(Extracted data entries)
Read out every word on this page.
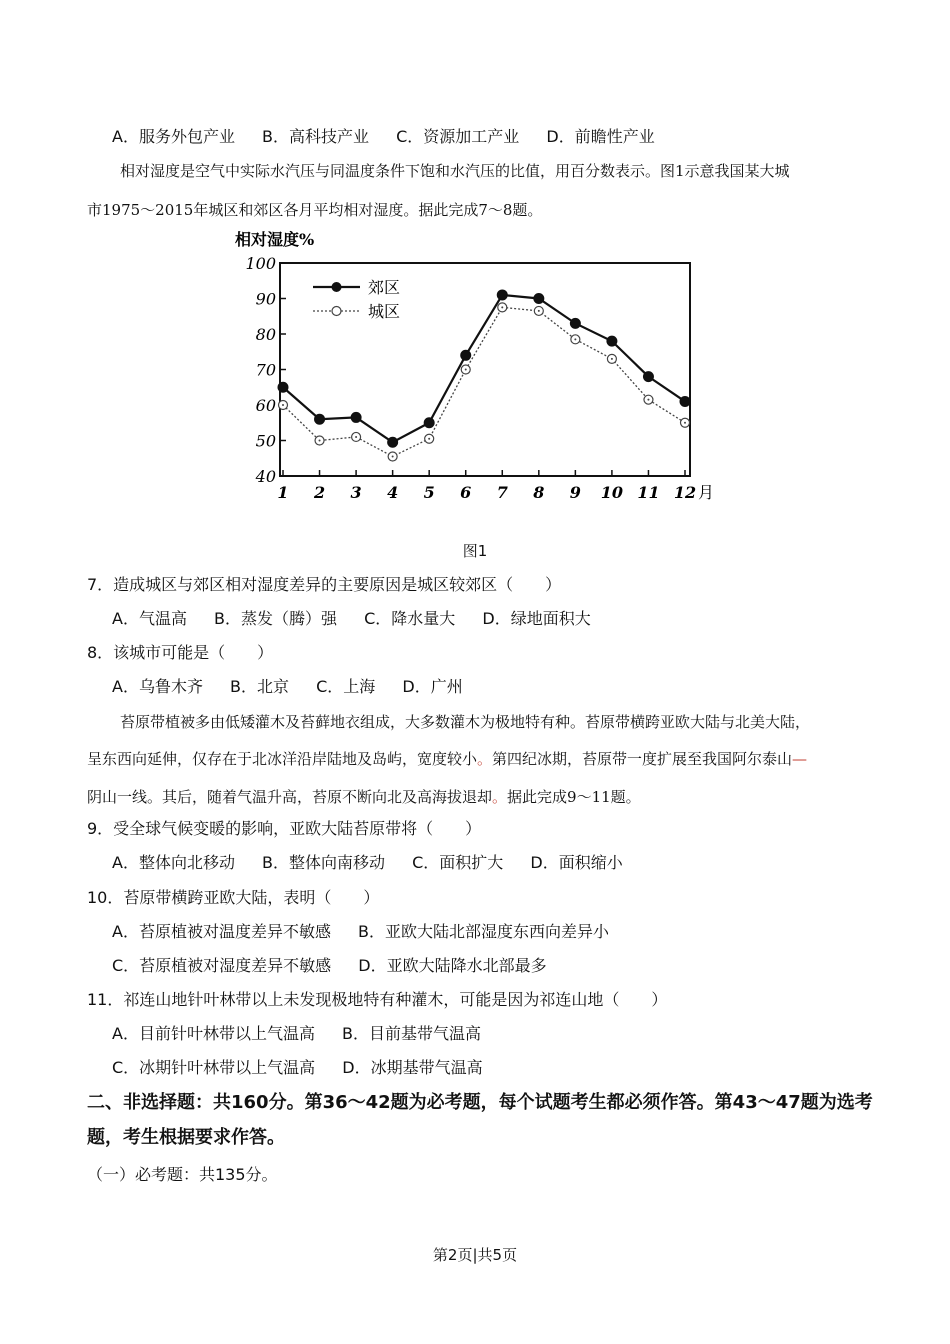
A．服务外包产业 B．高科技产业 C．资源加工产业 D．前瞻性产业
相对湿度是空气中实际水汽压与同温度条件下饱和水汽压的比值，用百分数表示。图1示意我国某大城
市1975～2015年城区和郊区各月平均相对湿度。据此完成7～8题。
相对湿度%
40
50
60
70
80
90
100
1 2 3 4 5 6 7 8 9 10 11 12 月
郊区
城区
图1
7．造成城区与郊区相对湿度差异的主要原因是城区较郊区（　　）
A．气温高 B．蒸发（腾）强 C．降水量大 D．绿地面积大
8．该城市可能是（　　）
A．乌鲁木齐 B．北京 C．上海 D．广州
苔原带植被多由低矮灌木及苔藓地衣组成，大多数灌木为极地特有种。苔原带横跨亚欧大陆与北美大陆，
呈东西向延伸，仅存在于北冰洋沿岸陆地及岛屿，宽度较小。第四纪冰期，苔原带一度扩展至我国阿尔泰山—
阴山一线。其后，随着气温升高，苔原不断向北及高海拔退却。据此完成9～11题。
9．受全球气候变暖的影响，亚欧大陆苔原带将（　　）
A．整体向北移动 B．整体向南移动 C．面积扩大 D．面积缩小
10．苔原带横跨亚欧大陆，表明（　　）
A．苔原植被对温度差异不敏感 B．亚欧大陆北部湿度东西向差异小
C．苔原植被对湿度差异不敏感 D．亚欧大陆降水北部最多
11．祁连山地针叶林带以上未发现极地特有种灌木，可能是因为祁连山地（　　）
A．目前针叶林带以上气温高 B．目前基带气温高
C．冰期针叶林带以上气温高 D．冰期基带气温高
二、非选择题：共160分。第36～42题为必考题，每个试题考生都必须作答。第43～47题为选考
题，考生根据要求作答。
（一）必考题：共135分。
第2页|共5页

---

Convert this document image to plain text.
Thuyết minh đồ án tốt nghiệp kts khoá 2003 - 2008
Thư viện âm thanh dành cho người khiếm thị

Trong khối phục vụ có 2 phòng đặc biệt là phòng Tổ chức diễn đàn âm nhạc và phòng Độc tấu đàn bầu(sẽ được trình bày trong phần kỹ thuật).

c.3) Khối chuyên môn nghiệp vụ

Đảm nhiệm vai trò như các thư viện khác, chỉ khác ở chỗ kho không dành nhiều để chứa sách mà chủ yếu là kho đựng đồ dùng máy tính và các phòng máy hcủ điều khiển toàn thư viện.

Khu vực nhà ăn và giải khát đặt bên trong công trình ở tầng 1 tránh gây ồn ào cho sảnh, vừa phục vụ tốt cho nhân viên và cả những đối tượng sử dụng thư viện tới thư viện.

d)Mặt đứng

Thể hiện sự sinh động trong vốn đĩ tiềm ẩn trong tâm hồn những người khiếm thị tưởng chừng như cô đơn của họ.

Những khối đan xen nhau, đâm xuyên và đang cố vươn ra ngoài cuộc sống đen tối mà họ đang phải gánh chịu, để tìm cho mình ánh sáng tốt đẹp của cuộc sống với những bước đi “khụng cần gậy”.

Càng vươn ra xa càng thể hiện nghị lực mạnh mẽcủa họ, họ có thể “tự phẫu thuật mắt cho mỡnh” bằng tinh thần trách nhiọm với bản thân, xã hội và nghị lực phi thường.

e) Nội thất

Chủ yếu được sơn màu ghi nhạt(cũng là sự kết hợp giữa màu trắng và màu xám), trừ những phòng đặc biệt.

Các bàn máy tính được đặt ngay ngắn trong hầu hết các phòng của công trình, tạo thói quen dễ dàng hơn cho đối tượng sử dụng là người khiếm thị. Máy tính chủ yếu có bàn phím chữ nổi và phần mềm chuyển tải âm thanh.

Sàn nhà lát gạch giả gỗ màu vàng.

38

...

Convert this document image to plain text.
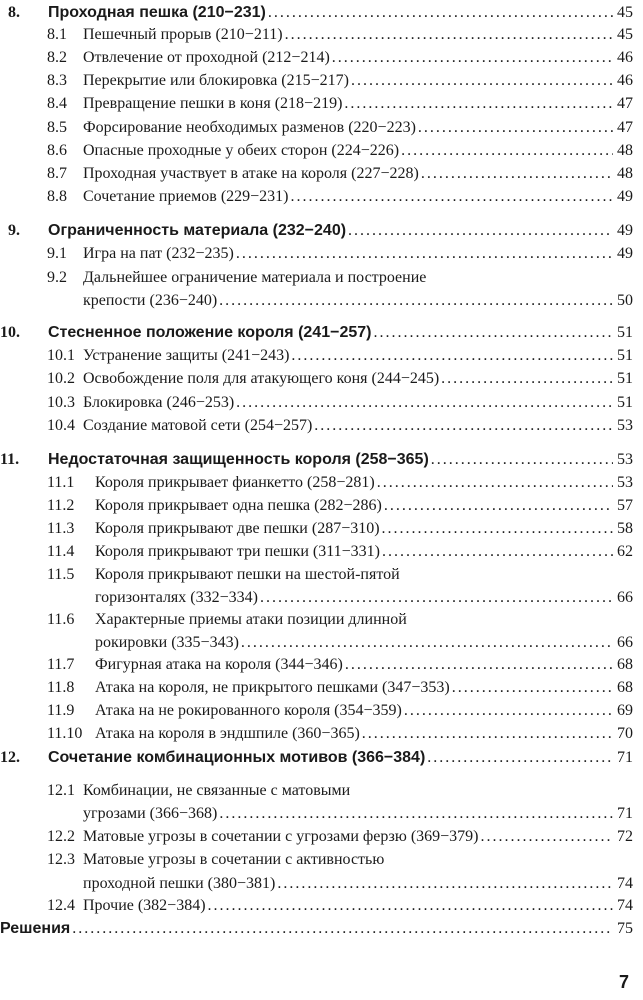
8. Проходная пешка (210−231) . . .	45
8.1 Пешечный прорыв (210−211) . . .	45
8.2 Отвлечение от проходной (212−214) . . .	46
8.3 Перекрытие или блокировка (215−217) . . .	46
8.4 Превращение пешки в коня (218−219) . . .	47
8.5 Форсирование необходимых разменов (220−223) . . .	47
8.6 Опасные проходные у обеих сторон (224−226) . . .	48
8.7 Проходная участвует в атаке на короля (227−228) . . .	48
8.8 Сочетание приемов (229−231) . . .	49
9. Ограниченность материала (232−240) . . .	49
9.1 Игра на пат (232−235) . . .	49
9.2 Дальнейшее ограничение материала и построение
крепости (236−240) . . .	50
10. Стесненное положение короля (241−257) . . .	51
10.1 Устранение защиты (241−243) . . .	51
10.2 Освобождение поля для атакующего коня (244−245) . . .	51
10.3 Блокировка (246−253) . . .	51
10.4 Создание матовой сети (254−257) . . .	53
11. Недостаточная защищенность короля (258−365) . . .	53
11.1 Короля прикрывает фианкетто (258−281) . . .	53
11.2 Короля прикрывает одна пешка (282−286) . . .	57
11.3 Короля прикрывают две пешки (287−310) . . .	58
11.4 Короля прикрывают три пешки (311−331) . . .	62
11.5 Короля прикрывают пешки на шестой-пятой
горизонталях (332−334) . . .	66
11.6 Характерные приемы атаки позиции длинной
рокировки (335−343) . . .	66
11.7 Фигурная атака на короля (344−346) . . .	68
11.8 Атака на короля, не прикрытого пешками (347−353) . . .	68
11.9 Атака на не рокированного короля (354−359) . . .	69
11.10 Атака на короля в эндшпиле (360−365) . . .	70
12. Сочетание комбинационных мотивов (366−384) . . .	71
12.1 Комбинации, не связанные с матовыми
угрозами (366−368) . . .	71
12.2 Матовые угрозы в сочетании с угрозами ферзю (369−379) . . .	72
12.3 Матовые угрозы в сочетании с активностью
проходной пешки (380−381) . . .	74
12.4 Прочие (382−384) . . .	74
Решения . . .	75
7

● Aim:
Filter the records for lines holding the string "прикрывают". Copy each one.

● Task answer:
11.3 Короля прикрывают две пешки (287−310) . . .	58
11.4 Короля прикрывают три пешки (311−331) . . .	62
11.5 Короля прикрывают пешки на шестой-пятой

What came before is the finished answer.